DATA SUPPLIED -
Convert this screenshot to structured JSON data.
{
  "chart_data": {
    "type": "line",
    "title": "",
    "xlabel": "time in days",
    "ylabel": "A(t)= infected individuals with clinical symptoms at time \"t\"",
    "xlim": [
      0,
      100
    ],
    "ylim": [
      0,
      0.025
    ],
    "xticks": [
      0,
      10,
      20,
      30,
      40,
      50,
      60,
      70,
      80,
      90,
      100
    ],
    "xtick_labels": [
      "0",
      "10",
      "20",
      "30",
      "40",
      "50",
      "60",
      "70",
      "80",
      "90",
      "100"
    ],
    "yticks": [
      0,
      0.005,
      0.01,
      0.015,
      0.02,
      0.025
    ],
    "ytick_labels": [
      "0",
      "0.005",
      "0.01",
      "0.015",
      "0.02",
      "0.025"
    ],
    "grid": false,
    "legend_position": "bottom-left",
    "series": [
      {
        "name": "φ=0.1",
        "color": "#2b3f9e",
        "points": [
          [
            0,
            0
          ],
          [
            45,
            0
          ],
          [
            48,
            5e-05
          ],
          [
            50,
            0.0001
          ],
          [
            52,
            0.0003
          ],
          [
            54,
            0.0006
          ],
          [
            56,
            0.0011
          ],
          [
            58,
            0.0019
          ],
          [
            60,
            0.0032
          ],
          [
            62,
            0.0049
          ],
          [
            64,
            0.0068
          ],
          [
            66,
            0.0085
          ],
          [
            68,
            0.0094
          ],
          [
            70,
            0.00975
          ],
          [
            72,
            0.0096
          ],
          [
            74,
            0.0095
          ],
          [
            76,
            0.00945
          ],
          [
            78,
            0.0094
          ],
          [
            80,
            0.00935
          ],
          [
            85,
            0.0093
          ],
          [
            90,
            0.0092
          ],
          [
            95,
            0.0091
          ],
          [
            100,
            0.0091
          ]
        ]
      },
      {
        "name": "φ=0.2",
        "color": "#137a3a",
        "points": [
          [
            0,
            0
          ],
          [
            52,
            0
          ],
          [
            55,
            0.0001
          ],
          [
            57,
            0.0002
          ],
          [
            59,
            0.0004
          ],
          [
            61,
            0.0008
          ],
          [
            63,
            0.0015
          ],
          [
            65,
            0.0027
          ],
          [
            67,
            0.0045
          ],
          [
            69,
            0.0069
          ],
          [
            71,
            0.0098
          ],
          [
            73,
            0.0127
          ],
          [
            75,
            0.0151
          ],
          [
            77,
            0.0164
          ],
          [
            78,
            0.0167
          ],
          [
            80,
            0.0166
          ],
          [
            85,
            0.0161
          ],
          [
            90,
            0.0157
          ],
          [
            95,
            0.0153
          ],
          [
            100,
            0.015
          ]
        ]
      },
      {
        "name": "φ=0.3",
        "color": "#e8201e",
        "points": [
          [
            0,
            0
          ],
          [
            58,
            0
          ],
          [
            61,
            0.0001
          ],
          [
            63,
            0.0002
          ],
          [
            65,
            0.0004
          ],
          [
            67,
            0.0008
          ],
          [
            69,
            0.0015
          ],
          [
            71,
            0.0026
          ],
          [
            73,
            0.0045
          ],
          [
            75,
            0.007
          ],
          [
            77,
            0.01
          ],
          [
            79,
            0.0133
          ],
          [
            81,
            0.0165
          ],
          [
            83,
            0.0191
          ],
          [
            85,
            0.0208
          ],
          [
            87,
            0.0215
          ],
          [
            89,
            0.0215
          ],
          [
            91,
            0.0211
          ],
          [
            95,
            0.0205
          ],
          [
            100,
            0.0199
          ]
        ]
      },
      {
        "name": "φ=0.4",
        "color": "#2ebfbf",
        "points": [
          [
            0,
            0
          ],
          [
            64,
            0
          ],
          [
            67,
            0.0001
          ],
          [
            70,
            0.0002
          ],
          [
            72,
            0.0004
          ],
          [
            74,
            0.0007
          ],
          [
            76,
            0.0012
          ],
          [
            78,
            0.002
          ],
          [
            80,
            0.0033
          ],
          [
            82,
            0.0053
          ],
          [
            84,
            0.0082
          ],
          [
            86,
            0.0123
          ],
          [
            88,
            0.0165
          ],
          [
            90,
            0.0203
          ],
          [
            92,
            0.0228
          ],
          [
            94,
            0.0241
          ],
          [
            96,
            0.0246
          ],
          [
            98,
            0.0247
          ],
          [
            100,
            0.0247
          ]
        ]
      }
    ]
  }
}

PROBLEM STATEMENT - Every entry above needs to be quoted exactly.

FINAL ANSWER -
Convert this screenshot to structured JSON data.
{
  "chart_data": {
    "type": "line",
    "title": "",
    "xlabel": "time in days",
    "ylabel": "A(t)= infected individuals with clinical symptoms at time \"t\"",
    "xlim": [
      0,
      100
    ],
    "ylim": [
      0,
      0.025
    ],
    "xticks": [
      0,
      10,
      20,
      30,
      40,
      50,
      60,
      70,
      80,
      90,
      100
    ],
    "xtick_labels": [
      "0",
      "10",
      "20",
      "30",
      "40",
      "50",
      "60",
      "70",
      "80",
      "90",
      "100"
    ],
    "yticks": [
      0,
      0.005,
      0.01,
      0.015,
      0.02,
      0.025
    ],
    "ytick_labels": [
      "0",
      "0.005",
      "0.01",
      "0.015",
      "0.02",
      "0.025"
    ],
    "grid": false,
    "legend_position": "bottom-left",
    "series": [
      {
        "name": "φ=0.1",
        "color": "#2b3f9e",
        "points": [
          [
            0,
            0
          ],
          [
            45,
            0
          ],
          [
            48,
            5e-05
          ],
          [
            50,
            0.0001
          ],
          [
            52,
            0.0003
          ],
          [
            54,
            0.0006
          ],
          [
            56,
            0.0011
          ],
          [
            58,
            0.0019
          ],
          [
            60,
            0.0032
          ],
          [
            62,
            0.0049
          ],
          [
            64,
            0.0068
          ],
          [
            66,
            0.0085
          ],
          [
            68,
            0.0094
          ],
          [
            70,
            0.00975
          ],
          [
            72,
            0.0096
          ],
          [
            74,
            0.0095
          ],
          [
            76,
            0.00945
          ],
          [
            78,
            0.0094
          ],
          [
            80,
            0.00935
          ],
          [
            85,
            0.0093
          ],
          [
            90,
            0.0092
          ],
          [
            95,
            0.0091
          ],
          [
            100,
            0.0091
          ]
        ]
      },
      {
        "name": "φ=0.2",
        "color": "#137a3a",
        "points": [
          [
            0,
            0
          ],
          [
            52,
            0
          ],
          [
            55,
            0.0001
          ],
          [
            57,
            0.0002
          ],
          [
            59,
            0.0004
          ],
          [
            61,
            0.0008
          ],
          [
            63,
            0.0015
          ],
          [
            65,
            0.0027
          ],
          [
            67,
            0.0045
          ],
          [
            69,
            0.0069
          ],
          [
            71,
            0.0098
          ],
          [
            73,
            0.0127
          ],
          [
            75,
            0.0151
          ],
          [
            77,
            0.0164
          ],
          [
            78,
            0.0167
          ],
          [
            80,
            0.0166
          ],
          [
            85,
            0.0161
          ],
          [
            90,
            0.0157
          ],
          [
            95,
            0.0153
          ],
          [
            100,
            0.015
          ]
        ]
      },
      {
        "name": "φ=0.3",
        "color": "#e8201e",
        "points": [
          [
            0,
            0
          ],
          [
            58,
            0
          ],
          [
            61,
            0.0001
          ],
          [
            63,
            0.0002
          ],
          [
            65,
            0.0004
          ],
          [
            67,
            0.0008
          ],
          [
            69,
            0.0015
          ],
          [
            71,
            0.0026
          ],
          [
            73,
            0.0045
          ],
          [
            75,
            0.007
          ],
          [
            77,
            0.01
          ],
          [
            79,
            0.0133
          ],
          [
            81,
            0.0165
          ],
          [
            83,
            0.0191
          ],
          [
            85,
            0.0208
          ],
          [
            87,
            0.0215
          ],
          [
            89,
            0.0215
          ],
          [
            91,
            0.0211
          ],
          [
            95,
            0.0205
          ],
          [
            100,
            0.0199
          ]
        ]
      },
      {
        "name": "φ=0.4",
        "color": "#2ebfbf",
        "points": [
          [
            0,
            0
          ],
          [
            64,
            0
          ],
          [
            67,
            0.0001
          ],
          [
            70,
            0.0002
          ],
          [
            72,
            0.0004
          ],
          [
            74,
            0.0007
          ],
          [
            76,
            0.0012
          ],
          [
            78,
            0.002
          ],
          [
            80,
            0.0033
          ],
          [
            82,
            0.0053
          ],
          [
            84,
            0.0082
          ],
          [
            86,
            0.0123
          ],
          [
            88,
            0.0165
          ],
          [
            90,
            0.0203
          ],
          [
            92,
            0.0228
          ],
          [
            94,
            0.0241
          ],
          [
            96,
            0.0246
          ],
          [
            98,
            0.0247
          ],
          [
            100,
            0.0247
          ]
        ]
      }
    ]
  }
}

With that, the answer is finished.